Objective:
Return all the data, word for word.

Record set:
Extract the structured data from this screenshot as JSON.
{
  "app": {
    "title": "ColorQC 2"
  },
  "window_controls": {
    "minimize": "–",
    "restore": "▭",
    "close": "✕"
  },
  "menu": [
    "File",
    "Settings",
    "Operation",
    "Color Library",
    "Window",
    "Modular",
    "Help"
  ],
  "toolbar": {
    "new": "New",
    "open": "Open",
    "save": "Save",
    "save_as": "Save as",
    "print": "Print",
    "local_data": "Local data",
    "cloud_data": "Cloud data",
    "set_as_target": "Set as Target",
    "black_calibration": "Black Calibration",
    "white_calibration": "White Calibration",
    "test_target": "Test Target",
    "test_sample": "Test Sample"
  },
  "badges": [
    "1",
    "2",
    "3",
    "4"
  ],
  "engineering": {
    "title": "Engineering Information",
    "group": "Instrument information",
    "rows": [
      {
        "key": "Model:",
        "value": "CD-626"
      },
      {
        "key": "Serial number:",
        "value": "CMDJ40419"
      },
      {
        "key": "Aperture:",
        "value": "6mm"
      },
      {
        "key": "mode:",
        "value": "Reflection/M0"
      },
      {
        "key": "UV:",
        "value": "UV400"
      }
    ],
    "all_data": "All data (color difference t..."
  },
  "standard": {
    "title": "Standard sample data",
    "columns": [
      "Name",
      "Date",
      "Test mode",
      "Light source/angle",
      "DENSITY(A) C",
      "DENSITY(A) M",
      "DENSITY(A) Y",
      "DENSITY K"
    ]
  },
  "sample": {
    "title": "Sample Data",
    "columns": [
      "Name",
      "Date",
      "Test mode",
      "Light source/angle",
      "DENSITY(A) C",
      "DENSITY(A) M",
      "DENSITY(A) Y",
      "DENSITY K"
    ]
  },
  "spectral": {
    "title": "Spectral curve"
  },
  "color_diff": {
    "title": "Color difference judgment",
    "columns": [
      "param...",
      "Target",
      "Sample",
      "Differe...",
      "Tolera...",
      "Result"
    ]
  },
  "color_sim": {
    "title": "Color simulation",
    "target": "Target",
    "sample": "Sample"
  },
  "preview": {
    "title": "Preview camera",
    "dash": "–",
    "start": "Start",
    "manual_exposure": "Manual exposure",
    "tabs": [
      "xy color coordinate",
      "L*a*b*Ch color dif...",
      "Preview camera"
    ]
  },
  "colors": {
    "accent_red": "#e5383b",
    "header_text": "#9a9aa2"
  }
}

Exercise response:
Extract the structured data from this screenshot as JSON.
{
  "app": {
    "title": "ColorQC 2"
  },
  "window_controls": {
    "minimize": "–",
    "restore": "▭",
    "close": "✕"
  },
  "menu": [
    "File",
    "Settings",
    "Operation",
    "Color Library",
    "Window",
    "Modular",
    "Help"
  ],
  "toolbar": {
    "new": "New",
    "open": "Open",
    "save": "Save",
    "save_as": "Save as",
    "print": "Print",
    "local_data": "Local data",
    "cloud_data": "Cloud data",
    "set_as_target": "Set as Target",
    "black_calibration": "Black Calibration",
    "white_calibration": "White Calibration",
    "test_target": "Test Target",
    "test_sample": "Test Sample"
  },
  "badges": [
    "1",
    "2",
    "3",
    "4"
  ],
  "engineering": {
    "title": "Engineering Information",
    "group": "Instrument information",
    "rows": [
      {
        "key": "Model:",
        "value": "CD-626"
      },
      {
        "key": "Serial number:",
        "value": "CMDJ40419"
      },
      {
        "key": "Aperture:",
        "value": "6mm"
      },
      {
        "key": "mode:",
        "value": "Reflection/M0"
      },
      {
        "key": "UV:",
        "value": "UV400"
      }
    ],
    "all_data": "All data (color difference t..."
  },
  "standard": {
    "title": "Standard sample data",
    "columns": [
      "Name",
      "Date",
      "Test mode",
      "Light source/angle",
      "DENSITY(A) C",
      "DENSITY(A) M",
      "DENSITY(A) Y",
      "DENSITY K"
    ]
  },
  "sample": {
    "title": "Sample Data",
    "columns": [
      "Name",
      "Date",
      "Test mode",
      "Light source/angle",
      "DENSITY(A) C",
      "DENSITY(A) M",
      "DENSITY(A) Y",
      "DENSITY K"
    ]
  },
  "spectral": {
    "title": "Spectral curve"
  },
  "color_diff": {
    "title": "Color difference judgment",
    "columns": [
      "param...",
      "Target",
      "Sample",
      "Differe...",
      "Tolera...",
      "Result"
    ]
  },
  "color_sim": {
    "title": "Color simulation",
    "target": "Target",
    "sample": "Sample"
  },
  "preview": {
    "title": "Preview camera",
    "dash": "–",
    "start": "Start",
    "manual_exposure": "Manual exposure",
    "tabs": [
      "xy color coordinate",
      "L*a*b*Ch color dif...",
      "Preview camera"
    ]
  },
  "colors": {
    "accent_red": "#e5383b",
    "header_text": "#9a9aa2"
  }
}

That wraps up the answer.